Goal
Below are the records. List every line holding the word "percentage".

Entries shown
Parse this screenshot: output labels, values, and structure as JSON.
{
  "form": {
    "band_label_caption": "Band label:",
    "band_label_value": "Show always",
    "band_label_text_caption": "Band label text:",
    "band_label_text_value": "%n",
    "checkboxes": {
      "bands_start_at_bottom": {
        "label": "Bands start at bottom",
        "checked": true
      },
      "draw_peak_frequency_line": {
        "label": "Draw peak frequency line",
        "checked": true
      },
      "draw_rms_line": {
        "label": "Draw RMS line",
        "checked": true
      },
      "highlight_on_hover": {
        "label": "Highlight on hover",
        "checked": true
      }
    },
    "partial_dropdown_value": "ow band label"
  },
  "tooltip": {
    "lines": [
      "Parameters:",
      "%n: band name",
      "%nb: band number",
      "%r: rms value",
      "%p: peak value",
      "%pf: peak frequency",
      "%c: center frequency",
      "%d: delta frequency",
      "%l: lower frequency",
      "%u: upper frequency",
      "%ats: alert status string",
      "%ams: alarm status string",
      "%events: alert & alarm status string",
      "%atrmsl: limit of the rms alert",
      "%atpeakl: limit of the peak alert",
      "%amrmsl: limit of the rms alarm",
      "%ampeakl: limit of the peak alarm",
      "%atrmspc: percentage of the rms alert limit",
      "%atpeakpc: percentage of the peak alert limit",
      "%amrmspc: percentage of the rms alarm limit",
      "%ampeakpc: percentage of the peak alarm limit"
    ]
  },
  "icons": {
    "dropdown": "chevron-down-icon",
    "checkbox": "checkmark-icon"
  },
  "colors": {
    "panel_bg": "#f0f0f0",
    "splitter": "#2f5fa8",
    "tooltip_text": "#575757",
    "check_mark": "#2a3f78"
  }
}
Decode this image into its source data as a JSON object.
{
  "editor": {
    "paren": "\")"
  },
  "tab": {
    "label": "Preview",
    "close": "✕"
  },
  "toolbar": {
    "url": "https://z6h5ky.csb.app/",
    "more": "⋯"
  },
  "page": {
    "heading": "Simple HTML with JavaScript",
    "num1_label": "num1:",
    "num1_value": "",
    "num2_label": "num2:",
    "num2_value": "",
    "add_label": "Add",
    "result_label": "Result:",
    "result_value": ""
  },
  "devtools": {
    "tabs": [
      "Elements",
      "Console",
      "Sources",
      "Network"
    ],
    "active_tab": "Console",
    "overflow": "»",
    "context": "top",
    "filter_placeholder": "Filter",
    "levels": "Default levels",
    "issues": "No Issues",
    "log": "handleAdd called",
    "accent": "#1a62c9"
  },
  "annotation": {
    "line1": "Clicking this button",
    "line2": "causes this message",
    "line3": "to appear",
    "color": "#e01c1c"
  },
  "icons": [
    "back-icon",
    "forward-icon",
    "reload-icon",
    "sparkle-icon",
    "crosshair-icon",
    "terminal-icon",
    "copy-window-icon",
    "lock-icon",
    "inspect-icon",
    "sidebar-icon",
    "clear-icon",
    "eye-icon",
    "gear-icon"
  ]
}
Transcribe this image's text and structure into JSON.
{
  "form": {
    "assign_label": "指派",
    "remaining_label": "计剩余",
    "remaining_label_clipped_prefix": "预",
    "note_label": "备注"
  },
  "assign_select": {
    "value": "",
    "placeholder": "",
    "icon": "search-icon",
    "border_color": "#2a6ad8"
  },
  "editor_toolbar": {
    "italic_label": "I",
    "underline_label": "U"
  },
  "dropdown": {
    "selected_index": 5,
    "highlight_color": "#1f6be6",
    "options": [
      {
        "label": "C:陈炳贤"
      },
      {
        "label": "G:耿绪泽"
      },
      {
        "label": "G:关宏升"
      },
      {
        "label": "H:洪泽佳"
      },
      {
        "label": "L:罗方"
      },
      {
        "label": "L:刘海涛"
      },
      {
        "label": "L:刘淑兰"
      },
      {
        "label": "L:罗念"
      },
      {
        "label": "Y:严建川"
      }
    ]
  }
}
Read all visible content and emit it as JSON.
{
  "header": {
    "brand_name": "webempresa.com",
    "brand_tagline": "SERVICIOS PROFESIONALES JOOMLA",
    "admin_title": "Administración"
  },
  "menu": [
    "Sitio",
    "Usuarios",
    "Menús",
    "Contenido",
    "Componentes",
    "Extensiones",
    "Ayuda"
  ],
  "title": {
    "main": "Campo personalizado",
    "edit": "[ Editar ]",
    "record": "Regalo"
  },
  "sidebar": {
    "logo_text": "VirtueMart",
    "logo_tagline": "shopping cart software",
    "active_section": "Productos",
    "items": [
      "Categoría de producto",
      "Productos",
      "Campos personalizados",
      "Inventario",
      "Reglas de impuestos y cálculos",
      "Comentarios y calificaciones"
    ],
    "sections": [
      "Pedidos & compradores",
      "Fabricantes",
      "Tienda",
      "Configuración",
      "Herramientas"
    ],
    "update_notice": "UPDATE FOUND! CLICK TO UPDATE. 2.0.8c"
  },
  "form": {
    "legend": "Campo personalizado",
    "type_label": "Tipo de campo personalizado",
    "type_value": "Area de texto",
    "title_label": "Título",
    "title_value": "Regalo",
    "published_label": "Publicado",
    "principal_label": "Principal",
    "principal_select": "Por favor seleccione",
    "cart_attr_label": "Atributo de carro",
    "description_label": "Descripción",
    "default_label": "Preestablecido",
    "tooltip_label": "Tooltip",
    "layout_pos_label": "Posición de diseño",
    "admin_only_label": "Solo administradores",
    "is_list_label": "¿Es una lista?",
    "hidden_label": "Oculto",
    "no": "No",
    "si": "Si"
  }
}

==

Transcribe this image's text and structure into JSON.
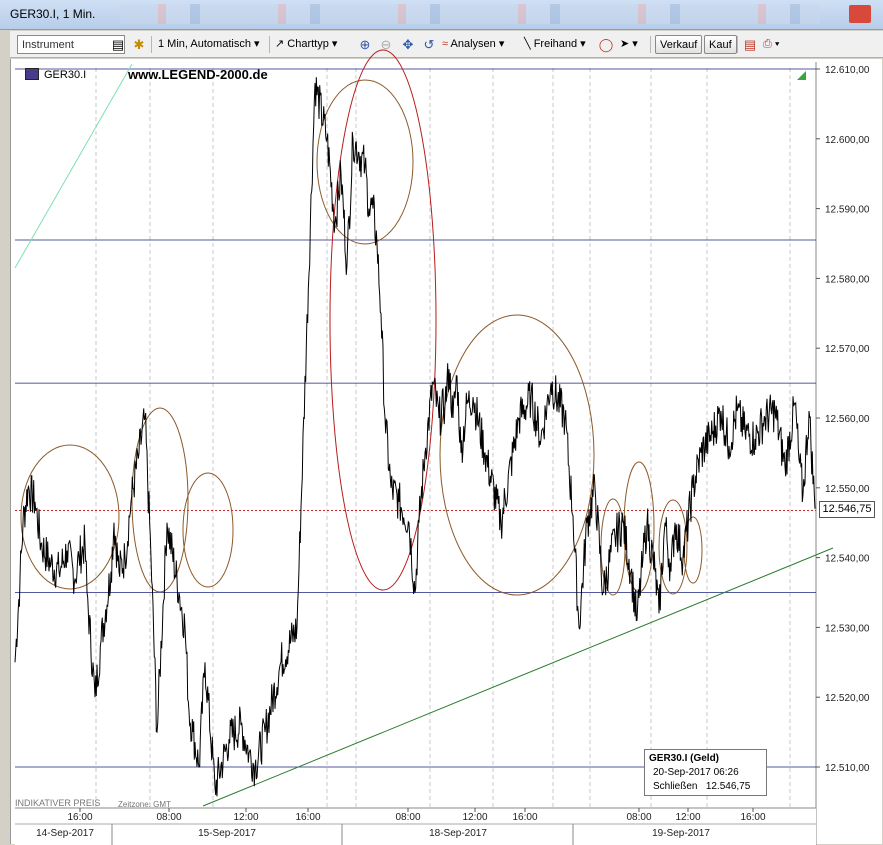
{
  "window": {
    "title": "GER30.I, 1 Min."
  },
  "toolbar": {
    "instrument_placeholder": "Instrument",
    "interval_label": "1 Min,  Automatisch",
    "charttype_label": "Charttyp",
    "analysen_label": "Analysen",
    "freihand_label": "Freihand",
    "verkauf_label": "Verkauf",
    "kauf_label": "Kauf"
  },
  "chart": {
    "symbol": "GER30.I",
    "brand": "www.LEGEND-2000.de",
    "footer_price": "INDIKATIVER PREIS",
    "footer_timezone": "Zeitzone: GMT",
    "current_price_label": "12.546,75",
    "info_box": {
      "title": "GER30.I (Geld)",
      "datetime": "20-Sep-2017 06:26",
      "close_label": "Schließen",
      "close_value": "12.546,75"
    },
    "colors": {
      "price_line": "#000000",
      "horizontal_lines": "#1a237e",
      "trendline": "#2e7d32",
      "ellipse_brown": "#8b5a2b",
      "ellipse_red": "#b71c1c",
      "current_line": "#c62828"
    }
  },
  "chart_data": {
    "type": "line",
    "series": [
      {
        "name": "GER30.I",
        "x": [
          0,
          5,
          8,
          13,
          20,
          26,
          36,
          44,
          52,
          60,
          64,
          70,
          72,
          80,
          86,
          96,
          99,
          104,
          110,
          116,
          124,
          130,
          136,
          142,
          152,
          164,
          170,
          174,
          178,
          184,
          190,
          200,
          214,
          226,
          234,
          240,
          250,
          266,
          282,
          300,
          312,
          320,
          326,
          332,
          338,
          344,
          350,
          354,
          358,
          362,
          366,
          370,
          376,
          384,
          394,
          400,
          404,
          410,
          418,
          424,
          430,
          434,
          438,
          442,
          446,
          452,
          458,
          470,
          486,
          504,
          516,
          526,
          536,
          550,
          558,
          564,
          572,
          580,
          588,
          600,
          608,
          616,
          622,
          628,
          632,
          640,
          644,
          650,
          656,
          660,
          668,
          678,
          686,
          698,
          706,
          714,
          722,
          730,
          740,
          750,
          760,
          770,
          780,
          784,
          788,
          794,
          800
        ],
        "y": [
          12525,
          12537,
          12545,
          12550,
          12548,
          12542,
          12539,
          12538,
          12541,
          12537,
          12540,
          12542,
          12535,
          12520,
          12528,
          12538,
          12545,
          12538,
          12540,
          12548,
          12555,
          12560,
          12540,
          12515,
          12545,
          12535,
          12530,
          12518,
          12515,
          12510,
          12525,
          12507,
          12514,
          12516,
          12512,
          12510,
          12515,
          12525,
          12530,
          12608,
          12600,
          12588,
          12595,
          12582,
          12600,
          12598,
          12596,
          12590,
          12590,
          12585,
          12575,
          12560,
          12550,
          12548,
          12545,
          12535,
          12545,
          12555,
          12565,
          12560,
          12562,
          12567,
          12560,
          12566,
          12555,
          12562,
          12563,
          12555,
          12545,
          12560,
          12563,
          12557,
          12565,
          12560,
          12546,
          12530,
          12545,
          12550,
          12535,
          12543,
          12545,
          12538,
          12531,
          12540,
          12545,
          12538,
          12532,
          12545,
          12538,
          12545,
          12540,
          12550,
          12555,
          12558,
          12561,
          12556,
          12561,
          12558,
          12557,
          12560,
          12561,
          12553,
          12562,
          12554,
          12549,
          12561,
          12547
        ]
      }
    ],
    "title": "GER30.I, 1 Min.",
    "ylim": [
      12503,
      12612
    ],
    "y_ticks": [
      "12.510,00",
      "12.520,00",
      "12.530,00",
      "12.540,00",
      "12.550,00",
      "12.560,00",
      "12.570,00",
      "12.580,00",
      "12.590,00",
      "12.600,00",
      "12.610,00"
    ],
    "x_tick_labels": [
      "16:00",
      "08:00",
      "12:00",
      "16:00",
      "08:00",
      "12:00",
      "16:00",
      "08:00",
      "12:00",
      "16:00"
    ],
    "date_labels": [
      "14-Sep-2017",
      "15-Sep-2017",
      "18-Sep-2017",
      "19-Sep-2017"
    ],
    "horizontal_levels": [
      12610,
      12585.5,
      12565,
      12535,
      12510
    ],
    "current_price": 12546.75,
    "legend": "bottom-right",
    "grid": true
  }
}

Written solution
      "%atrmspc: percentage of the rms alert limit",
      "%atpeakpc: percentage of the peak alert limit",
      "%amrmspc: percentage of the rms alarm limit",
      "%ampeakpc: percentage of the peak alarm limit"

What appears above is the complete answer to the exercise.